EXTRACT PROVIDED =>
Sofía García

Personal information
- Full name: Sofía García Gaviria
- Date of birth: 18 October 2000 (age 25)
- Place of birth: Medellín, Colombia
- Height: 1.71 m (5 ft 7 in)
- Position: Defender

Youth career
- 201?–201?: Independiente Medellín
- 201?–201?: Atlético Nacional

Senior career*
- Years: Team / Apps / (Gls)
- 201?–2020: Formas Íntimas
- 2021: Sporting Huelva / 7 / (0)
- 2021–2022: Independiente Medellín
- 2022: Alianza Lima
- 2023: Santa Fe
- 2024: Santos Laguna / 11 / (1)

International career^{‡}
- 2020: Colombia U20 / 4 / (0)
- 2019–: Colombia / 1 / (0)

= Sofía García =

Colombian footballer (born 2000)

[Stored items]

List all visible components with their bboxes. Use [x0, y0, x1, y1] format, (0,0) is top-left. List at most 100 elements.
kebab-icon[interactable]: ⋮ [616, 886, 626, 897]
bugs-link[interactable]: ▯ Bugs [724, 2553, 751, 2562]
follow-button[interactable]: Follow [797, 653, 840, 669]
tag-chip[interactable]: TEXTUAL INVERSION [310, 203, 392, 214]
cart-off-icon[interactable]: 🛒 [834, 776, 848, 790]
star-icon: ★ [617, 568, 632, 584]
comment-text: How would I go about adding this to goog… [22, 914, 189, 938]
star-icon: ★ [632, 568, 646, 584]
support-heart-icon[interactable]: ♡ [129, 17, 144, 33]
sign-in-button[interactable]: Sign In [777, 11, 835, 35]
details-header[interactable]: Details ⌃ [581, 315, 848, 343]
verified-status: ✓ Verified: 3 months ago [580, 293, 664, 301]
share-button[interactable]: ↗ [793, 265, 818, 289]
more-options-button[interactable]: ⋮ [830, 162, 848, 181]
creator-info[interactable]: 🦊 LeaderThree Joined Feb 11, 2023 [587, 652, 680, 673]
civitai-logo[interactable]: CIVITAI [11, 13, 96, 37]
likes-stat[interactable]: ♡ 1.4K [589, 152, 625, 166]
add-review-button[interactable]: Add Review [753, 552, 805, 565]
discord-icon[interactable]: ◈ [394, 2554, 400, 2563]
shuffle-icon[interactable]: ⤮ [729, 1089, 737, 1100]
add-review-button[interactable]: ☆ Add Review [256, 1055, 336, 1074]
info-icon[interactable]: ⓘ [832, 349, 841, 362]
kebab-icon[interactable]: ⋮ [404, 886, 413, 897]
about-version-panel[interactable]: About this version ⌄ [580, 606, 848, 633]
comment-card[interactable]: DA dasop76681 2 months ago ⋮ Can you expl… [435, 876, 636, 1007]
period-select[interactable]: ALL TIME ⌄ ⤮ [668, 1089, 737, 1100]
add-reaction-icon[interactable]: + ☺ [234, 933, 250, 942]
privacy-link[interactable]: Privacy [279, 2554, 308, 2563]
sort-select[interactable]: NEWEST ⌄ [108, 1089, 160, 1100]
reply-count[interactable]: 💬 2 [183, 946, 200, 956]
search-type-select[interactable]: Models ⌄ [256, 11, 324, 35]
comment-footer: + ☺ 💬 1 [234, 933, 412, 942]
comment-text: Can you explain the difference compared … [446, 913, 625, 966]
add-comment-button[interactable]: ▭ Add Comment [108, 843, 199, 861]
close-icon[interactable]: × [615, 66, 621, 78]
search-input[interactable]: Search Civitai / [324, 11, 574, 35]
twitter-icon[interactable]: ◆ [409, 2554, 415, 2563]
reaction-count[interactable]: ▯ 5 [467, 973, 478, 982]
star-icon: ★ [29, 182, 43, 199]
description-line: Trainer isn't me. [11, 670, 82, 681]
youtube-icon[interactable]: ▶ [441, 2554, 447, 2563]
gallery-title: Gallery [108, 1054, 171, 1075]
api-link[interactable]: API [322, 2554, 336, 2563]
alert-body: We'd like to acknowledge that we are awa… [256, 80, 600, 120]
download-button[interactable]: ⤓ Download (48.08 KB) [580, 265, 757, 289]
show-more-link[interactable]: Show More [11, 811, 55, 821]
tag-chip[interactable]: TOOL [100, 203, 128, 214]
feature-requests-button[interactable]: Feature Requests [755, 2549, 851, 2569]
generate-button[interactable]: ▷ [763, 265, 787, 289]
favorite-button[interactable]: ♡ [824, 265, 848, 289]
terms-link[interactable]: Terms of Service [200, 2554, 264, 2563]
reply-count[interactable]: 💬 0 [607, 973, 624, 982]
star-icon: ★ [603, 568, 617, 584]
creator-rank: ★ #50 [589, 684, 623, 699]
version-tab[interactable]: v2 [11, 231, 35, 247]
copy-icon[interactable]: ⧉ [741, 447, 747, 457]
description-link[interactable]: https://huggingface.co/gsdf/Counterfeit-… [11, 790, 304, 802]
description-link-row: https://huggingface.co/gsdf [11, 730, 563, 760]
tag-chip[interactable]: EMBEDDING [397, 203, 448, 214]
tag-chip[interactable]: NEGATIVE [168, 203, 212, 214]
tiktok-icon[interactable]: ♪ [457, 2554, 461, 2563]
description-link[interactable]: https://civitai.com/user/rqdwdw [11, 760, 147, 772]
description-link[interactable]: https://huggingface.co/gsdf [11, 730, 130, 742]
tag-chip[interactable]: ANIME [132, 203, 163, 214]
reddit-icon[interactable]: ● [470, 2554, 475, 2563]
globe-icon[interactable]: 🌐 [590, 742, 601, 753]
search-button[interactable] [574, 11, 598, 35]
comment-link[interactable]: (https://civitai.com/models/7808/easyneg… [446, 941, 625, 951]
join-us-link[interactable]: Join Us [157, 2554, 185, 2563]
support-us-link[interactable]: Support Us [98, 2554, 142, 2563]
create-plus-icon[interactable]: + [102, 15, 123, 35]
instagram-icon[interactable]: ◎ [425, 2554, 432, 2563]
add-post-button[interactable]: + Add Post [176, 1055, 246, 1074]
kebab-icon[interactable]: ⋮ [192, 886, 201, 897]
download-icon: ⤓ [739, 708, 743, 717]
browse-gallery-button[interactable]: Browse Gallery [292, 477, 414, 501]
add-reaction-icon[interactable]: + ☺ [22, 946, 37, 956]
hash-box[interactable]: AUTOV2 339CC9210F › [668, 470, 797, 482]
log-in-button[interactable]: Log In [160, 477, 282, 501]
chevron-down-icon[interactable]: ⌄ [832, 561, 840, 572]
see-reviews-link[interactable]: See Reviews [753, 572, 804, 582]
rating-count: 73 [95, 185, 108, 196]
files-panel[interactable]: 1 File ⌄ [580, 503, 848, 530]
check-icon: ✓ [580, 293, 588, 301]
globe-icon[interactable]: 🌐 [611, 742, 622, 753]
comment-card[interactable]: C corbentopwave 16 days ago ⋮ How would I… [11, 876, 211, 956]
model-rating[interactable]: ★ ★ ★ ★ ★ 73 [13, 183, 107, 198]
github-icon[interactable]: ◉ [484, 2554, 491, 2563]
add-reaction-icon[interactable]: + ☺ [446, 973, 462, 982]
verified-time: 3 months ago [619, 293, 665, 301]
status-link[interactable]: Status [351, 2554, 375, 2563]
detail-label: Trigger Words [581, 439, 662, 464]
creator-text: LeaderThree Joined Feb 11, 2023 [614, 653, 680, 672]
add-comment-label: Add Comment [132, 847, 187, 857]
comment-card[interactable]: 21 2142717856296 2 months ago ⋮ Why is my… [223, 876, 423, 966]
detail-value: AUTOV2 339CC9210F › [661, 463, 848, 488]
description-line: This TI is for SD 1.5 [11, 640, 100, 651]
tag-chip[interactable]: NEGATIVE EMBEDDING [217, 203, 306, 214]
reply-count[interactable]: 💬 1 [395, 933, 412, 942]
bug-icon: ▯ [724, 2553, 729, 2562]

ABOUT THIS EXERCISE => Reproduce word for word the part of the Sofía García profile starting with "- 201?–2020: Formas" and going on through "Colombia / 1 / (0)".

ANSWER SPACE =>
- 201?–2020: Formas Íntimas
- 2021: Sporting Huelva / 7 / (0)
- 2021–2022: Independiente Medellín
- 2022: Alianza Lima
- 2023: Santa Fe
- 2024: Santos Laguna / 11 / (1)

International career^{‡}
- 2020: Colombia U20 / 4 / (0)
- 2019–: Colombia / 1 / (0)